═══ SUPPLIED ENTRIES

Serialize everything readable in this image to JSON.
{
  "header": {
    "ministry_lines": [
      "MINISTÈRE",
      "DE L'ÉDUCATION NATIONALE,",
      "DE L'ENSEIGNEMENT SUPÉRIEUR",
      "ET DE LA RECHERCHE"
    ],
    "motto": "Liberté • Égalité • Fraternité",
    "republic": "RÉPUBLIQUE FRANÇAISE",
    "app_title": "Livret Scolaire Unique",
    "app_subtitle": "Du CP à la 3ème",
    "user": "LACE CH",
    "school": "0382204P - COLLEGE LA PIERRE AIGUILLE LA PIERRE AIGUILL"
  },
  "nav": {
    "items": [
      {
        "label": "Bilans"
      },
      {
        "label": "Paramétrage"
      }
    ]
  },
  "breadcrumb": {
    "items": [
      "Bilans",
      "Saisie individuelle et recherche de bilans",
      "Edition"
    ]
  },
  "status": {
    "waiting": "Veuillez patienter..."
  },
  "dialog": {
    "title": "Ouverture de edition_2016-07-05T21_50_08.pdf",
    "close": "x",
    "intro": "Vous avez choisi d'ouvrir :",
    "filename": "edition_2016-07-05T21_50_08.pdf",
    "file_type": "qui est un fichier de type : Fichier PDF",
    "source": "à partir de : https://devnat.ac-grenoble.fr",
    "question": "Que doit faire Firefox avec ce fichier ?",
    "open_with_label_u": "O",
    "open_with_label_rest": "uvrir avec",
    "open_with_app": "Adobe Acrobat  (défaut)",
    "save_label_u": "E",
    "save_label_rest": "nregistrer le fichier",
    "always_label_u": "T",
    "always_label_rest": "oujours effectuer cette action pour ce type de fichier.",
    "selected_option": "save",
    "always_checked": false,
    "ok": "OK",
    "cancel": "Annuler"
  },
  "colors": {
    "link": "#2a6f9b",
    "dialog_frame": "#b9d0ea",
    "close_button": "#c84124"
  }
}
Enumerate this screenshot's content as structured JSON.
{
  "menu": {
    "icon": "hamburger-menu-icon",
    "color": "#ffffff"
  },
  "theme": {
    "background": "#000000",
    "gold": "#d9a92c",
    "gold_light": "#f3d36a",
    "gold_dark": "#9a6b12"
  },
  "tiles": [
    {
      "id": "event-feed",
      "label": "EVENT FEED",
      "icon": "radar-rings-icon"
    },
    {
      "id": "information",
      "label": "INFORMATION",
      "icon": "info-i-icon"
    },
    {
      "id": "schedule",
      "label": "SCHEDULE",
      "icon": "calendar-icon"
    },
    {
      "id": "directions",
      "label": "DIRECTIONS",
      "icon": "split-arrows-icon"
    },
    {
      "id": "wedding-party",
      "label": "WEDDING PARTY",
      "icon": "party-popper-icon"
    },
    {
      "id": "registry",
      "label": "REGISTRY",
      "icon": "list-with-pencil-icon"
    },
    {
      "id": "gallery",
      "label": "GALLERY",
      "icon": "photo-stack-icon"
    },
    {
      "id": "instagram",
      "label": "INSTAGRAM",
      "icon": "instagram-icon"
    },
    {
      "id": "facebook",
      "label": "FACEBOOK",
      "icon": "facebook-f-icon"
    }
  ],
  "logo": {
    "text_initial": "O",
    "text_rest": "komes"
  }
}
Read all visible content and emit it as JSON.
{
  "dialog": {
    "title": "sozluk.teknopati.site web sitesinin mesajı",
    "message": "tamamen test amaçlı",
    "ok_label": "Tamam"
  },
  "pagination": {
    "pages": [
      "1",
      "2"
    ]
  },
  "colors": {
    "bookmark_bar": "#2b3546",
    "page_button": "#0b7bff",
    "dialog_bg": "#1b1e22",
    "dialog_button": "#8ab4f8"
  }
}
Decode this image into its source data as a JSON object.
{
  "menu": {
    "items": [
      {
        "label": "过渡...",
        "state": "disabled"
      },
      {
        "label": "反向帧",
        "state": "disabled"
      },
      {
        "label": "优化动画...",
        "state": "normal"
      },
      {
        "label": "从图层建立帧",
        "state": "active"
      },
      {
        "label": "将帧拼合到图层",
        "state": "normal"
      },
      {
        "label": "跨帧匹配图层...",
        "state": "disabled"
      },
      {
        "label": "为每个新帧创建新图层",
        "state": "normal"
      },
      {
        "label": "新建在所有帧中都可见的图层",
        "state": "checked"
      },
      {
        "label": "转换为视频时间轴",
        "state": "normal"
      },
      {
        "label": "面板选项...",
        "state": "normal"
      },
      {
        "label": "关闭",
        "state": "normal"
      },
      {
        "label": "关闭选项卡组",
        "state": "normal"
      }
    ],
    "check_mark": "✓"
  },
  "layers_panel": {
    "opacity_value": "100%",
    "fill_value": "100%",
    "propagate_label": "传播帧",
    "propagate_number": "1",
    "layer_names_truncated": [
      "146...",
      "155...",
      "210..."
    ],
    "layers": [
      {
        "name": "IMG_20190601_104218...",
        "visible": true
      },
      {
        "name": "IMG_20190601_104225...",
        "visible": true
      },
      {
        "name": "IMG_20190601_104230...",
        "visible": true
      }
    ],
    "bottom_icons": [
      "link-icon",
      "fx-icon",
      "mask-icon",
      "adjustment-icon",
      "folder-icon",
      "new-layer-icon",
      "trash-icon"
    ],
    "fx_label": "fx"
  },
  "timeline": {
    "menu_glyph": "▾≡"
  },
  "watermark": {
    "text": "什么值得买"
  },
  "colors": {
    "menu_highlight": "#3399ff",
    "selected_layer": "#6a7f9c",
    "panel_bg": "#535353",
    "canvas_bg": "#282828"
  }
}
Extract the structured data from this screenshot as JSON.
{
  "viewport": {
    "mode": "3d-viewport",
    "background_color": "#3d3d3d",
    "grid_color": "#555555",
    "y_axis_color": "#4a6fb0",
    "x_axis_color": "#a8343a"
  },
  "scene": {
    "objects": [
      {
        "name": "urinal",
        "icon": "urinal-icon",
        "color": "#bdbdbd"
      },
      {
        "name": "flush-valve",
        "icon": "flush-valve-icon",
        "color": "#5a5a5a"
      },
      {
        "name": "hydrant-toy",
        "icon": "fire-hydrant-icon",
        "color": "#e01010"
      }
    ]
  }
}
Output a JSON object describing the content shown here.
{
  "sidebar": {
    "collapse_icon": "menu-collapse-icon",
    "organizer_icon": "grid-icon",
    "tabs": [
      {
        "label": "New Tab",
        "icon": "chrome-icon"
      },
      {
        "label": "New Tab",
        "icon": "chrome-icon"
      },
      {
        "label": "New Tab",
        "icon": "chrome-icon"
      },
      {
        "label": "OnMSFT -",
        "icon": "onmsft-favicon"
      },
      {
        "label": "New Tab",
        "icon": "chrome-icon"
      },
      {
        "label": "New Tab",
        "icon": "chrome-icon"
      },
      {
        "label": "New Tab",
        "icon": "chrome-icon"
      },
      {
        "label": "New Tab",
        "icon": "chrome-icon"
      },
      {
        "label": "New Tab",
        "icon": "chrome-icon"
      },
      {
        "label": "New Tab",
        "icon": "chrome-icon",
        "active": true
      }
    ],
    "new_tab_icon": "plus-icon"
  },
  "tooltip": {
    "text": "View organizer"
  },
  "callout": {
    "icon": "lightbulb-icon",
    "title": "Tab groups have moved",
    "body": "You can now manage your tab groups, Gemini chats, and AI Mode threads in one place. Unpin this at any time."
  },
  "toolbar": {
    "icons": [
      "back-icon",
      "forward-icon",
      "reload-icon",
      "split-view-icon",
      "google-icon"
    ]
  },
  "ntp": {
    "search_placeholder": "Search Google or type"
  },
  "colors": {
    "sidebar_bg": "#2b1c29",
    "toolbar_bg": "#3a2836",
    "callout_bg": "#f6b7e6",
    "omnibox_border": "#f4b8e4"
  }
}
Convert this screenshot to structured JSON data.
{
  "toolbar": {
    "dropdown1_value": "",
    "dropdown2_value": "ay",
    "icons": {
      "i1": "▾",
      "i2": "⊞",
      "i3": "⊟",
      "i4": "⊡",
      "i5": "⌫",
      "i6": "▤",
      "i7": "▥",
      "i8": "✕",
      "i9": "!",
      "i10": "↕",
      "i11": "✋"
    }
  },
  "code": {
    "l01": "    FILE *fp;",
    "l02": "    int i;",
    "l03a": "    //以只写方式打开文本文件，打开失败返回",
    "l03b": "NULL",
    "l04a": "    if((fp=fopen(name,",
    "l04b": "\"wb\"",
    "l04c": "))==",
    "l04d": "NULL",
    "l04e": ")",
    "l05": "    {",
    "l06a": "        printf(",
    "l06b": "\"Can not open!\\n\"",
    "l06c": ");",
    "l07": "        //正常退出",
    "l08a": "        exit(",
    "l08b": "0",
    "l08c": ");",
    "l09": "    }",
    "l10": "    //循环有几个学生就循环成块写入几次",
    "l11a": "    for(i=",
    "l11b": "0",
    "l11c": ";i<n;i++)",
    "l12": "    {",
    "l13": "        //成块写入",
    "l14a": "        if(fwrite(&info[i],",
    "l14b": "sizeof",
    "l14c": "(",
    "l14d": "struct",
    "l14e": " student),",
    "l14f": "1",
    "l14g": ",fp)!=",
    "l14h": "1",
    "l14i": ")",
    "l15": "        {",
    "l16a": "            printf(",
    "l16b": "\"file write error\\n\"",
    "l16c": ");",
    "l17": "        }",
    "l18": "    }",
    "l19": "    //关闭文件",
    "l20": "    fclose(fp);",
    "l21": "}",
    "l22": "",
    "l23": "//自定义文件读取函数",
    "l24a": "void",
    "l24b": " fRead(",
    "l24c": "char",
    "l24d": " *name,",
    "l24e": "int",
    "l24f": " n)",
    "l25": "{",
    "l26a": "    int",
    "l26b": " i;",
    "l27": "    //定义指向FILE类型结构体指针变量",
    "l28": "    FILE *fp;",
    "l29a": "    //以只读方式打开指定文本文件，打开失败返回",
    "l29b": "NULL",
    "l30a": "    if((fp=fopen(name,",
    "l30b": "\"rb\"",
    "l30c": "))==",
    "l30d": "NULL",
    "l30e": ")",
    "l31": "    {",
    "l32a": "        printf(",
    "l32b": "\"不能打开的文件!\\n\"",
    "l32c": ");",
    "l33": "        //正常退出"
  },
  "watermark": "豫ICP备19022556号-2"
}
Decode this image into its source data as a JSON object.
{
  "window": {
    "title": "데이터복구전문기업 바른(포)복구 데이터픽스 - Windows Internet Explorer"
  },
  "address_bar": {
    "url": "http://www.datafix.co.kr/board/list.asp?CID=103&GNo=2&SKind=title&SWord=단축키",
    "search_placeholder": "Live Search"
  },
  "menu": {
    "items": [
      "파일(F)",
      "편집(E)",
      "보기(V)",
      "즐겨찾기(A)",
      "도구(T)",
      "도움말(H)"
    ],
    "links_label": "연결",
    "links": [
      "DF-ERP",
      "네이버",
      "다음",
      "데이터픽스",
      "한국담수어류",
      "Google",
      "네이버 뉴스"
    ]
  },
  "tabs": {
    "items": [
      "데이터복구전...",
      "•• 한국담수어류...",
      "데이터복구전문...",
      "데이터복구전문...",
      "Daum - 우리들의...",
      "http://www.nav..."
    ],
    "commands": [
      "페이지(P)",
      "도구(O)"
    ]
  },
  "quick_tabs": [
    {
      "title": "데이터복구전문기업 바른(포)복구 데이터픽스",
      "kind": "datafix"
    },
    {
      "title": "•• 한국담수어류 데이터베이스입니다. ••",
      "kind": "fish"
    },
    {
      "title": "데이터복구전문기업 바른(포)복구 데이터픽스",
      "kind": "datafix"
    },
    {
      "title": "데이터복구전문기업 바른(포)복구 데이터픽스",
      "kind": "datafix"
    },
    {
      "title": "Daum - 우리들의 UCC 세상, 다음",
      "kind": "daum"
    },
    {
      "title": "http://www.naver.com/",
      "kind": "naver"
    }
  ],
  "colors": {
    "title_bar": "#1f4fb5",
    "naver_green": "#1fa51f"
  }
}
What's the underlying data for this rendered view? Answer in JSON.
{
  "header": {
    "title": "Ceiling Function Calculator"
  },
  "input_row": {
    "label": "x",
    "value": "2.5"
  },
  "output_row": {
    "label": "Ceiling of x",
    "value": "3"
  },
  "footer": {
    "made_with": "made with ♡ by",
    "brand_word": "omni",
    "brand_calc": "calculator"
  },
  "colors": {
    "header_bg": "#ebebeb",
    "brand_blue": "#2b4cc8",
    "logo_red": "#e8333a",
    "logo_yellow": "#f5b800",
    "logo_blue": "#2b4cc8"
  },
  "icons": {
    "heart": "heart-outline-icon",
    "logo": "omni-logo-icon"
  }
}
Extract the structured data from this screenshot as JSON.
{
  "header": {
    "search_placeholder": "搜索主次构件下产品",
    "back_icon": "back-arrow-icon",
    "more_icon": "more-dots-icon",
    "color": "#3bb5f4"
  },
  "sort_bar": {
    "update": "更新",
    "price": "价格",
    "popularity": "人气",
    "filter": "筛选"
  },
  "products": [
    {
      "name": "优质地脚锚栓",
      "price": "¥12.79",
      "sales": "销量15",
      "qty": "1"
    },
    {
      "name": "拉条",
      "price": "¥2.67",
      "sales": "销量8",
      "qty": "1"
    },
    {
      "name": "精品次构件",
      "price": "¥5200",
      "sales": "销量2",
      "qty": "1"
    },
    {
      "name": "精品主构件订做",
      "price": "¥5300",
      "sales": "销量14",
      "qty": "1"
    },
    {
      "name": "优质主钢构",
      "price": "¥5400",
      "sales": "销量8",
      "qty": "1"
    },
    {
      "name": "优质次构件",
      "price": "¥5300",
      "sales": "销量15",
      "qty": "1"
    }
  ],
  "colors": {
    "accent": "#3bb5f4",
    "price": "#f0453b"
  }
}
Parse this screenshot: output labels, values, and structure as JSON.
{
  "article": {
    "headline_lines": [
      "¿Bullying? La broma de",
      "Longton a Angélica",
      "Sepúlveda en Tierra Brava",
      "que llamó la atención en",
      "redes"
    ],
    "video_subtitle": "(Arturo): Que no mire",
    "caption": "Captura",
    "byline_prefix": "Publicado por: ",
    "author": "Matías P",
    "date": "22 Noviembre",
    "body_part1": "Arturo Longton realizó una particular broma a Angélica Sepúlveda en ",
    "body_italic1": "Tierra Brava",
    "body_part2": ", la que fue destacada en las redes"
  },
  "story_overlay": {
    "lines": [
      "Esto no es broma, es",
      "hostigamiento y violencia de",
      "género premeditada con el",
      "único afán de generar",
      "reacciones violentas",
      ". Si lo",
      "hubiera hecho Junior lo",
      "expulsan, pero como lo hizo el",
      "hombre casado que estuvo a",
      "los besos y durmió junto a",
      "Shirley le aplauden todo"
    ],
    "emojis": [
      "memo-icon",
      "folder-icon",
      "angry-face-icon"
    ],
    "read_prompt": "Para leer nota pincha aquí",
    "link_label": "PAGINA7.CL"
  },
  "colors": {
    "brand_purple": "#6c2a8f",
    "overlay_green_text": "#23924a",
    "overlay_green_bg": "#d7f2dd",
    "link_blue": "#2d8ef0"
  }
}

══════

AIM | Go through the lines above. Select every one that has the string "NULL".

COMPLETE RESPONSE |
    "l03b": "NULL",
    "l04d": "NULL",
    "l29b": "NULL",
    "l30d": "NULL",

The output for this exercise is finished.